[Records from a collection of figures]

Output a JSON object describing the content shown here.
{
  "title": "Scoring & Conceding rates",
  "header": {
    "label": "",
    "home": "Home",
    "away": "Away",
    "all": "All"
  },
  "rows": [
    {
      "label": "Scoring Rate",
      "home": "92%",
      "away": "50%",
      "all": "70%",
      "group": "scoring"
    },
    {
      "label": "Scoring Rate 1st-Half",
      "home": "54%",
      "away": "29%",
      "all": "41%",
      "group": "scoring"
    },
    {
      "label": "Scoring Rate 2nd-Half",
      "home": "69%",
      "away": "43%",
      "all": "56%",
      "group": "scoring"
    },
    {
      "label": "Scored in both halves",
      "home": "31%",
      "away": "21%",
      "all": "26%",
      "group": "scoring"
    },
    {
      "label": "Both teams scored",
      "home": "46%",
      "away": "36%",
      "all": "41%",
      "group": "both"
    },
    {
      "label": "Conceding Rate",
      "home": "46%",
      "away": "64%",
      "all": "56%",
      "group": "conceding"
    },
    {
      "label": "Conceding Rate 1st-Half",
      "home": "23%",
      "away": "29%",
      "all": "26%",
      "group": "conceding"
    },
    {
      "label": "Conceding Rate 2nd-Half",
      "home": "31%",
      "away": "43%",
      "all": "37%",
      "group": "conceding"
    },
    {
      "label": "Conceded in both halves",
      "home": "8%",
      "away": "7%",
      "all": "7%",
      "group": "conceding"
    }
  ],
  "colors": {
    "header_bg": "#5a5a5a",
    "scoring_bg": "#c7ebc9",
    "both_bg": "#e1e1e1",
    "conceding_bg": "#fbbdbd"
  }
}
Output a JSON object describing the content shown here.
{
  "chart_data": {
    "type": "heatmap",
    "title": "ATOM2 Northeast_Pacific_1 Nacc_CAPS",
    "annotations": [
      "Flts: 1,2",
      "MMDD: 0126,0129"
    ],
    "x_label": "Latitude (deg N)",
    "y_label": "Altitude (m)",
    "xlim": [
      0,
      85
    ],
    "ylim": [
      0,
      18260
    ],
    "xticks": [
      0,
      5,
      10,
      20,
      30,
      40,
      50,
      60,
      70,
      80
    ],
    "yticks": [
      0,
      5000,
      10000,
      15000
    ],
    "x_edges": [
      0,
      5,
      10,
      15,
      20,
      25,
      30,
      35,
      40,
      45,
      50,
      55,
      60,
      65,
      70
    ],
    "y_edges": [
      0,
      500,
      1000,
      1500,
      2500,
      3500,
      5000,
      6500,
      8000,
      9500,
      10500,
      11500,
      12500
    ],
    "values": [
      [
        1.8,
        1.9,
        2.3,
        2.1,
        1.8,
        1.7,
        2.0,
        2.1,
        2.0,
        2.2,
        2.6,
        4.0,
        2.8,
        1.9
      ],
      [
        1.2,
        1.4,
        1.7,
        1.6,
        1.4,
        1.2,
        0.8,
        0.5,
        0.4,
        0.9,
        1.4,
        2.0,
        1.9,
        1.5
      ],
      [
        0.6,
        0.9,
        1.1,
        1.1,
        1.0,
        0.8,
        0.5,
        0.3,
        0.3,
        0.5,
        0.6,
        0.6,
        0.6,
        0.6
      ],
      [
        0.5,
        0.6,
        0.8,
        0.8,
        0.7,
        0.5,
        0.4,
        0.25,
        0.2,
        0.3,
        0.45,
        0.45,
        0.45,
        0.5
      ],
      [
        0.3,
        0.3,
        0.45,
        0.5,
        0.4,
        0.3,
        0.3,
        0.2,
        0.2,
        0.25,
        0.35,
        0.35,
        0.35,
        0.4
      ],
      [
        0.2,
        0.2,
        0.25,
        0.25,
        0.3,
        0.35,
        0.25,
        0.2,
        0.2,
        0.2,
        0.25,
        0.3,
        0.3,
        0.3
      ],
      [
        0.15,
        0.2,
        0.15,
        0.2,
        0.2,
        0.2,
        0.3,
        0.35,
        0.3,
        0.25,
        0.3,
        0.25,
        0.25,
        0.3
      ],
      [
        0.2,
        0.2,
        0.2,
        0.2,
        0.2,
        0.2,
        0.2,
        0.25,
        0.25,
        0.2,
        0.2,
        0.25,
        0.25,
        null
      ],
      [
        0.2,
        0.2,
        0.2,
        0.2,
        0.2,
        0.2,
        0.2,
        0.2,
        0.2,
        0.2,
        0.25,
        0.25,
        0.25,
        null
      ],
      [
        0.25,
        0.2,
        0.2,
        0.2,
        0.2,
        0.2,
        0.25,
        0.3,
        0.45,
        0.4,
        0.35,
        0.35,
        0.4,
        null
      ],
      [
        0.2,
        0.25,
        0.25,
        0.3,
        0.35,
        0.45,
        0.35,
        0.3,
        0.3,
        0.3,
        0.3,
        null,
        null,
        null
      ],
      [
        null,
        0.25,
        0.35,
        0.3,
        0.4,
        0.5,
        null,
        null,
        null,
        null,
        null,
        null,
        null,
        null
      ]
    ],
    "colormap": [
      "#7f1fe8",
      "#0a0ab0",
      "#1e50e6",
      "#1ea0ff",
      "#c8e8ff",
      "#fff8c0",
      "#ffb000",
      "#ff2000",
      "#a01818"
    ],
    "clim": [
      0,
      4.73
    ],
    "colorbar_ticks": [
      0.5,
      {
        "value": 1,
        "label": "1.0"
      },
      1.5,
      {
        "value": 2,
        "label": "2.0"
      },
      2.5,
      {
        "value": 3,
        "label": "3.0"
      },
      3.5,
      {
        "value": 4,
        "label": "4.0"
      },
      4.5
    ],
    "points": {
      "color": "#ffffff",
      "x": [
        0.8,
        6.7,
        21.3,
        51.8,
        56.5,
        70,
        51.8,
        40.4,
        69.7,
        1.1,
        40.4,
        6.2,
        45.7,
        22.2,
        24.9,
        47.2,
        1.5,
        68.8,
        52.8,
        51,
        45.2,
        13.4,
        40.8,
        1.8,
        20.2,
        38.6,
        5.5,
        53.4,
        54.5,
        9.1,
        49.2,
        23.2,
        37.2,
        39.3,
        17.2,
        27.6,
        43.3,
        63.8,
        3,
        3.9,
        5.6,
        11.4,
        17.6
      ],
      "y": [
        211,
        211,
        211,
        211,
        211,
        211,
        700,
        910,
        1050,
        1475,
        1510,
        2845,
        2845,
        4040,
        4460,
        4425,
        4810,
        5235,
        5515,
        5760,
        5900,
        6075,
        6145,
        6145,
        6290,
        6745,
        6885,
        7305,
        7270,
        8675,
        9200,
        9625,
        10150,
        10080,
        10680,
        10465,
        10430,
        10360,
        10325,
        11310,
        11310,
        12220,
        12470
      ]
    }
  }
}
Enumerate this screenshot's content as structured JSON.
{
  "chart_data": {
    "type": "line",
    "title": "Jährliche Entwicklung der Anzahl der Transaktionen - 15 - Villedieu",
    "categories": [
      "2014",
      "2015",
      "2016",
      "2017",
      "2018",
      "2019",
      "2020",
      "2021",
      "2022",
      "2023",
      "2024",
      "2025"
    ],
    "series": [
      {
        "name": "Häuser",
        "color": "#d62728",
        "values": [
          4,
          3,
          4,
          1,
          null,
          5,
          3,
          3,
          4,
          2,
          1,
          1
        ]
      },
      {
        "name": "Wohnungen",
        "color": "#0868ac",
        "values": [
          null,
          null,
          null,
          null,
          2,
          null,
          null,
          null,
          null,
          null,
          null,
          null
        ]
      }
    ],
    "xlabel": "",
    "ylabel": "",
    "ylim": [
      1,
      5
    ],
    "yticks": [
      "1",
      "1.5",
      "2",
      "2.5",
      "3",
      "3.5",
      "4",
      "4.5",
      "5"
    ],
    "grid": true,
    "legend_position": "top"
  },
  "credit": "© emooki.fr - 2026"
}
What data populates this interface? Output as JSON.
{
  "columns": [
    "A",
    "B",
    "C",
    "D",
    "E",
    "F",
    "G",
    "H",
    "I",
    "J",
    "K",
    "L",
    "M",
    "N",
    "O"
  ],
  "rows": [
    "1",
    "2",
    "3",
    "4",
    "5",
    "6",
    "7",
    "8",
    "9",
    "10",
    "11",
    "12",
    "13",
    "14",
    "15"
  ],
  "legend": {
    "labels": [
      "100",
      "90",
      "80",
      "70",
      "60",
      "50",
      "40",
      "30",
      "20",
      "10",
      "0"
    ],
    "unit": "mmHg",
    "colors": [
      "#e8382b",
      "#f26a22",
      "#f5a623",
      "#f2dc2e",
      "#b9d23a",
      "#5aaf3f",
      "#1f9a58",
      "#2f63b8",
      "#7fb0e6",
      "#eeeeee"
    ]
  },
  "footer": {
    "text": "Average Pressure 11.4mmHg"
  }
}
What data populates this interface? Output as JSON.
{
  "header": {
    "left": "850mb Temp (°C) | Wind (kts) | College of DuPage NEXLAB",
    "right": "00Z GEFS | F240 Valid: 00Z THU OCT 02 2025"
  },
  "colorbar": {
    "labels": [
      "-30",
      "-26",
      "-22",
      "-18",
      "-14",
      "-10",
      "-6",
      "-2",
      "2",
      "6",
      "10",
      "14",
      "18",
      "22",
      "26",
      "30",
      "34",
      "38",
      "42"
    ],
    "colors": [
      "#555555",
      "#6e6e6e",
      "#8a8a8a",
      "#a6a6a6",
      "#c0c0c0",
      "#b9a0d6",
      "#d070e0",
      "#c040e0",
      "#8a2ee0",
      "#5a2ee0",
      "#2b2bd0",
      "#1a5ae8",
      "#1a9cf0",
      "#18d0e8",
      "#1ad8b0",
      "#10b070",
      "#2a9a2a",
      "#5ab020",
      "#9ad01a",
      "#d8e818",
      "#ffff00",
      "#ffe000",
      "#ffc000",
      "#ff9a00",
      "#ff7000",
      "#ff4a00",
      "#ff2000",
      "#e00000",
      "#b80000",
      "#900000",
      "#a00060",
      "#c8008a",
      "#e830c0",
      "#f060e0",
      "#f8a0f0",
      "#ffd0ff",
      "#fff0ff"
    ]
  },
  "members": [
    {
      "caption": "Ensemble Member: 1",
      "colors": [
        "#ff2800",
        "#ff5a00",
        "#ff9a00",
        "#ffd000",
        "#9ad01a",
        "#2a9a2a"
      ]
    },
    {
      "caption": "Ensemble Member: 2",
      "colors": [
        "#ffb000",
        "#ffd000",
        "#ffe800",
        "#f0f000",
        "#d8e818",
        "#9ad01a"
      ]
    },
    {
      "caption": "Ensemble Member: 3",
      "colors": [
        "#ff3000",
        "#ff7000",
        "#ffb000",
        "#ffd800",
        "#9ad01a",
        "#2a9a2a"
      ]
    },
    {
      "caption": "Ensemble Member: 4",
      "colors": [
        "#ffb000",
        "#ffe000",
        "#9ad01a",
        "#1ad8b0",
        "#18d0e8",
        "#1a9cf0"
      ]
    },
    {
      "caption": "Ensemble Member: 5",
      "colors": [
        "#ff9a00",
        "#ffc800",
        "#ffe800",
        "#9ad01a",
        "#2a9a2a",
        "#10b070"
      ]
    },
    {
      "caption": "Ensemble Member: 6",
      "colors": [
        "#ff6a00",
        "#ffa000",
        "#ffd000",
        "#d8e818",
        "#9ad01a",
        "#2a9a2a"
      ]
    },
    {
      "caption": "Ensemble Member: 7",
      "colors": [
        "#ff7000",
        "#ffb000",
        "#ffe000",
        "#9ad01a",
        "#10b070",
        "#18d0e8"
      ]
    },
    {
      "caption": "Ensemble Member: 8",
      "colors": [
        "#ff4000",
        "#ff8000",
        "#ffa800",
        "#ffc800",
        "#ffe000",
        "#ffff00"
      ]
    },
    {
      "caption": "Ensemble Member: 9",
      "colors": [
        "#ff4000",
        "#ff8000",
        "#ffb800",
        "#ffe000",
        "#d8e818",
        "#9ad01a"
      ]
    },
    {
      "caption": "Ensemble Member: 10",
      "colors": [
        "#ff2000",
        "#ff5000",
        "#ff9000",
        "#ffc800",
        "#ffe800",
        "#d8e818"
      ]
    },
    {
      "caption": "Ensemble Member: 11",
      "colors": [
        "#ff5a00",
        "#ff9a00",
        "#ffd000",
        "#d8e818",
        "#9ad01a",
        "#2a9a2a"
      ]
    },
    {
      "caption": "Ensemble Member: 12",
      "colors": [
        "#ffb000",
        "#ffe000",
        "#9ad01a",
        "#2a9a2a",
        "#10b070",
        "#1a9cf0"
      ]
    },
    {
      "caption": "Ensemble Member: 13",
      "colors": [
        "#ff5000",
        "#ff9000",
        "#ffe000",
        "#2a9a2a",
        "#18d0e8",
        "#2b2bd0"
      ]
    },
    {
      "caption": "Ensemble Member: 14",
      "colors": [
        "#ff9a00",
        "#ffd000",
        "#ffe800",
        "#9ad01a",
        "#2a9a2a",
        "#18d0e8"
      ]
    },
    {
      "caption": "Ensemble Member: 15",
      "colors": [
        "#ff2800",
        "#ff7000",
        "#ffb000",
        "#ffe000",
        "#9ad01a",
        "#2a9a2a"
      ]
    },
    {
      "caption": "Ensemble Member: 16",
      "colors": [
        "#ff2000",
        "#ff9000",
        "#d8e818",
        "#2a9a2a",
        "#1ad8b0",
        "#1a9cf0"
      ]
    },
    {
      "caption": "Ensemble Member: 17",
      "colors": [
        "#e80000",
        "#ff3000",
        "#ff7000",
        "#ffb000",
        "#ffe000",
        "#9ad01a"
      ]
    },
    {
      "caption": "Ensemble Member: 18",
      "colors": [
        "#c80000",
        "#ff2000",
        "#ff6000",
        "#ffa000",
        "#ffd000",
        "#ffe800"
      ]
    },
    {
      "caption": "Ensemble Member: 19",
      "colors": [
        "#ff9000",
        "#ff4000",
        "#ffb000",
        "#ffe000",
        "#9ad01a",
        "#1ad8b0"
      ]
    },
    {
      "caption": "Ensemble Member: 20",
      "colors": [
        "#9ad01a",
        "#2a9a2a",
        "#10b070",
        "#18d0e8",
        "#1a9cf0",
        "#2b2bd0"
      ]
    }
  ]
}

§ **CHALLENGE**
Scan the lines for the string "Half". Pick out every line that has it.

§ **WORKED ANSWER**
      "label": "Scoring Rate 1st-Half",
      "label": "Scoring Rate 2nd-Half",
      "label": "Conceding Rate 1st-Half",
      "label": "Conceding Rate 2nd-Half",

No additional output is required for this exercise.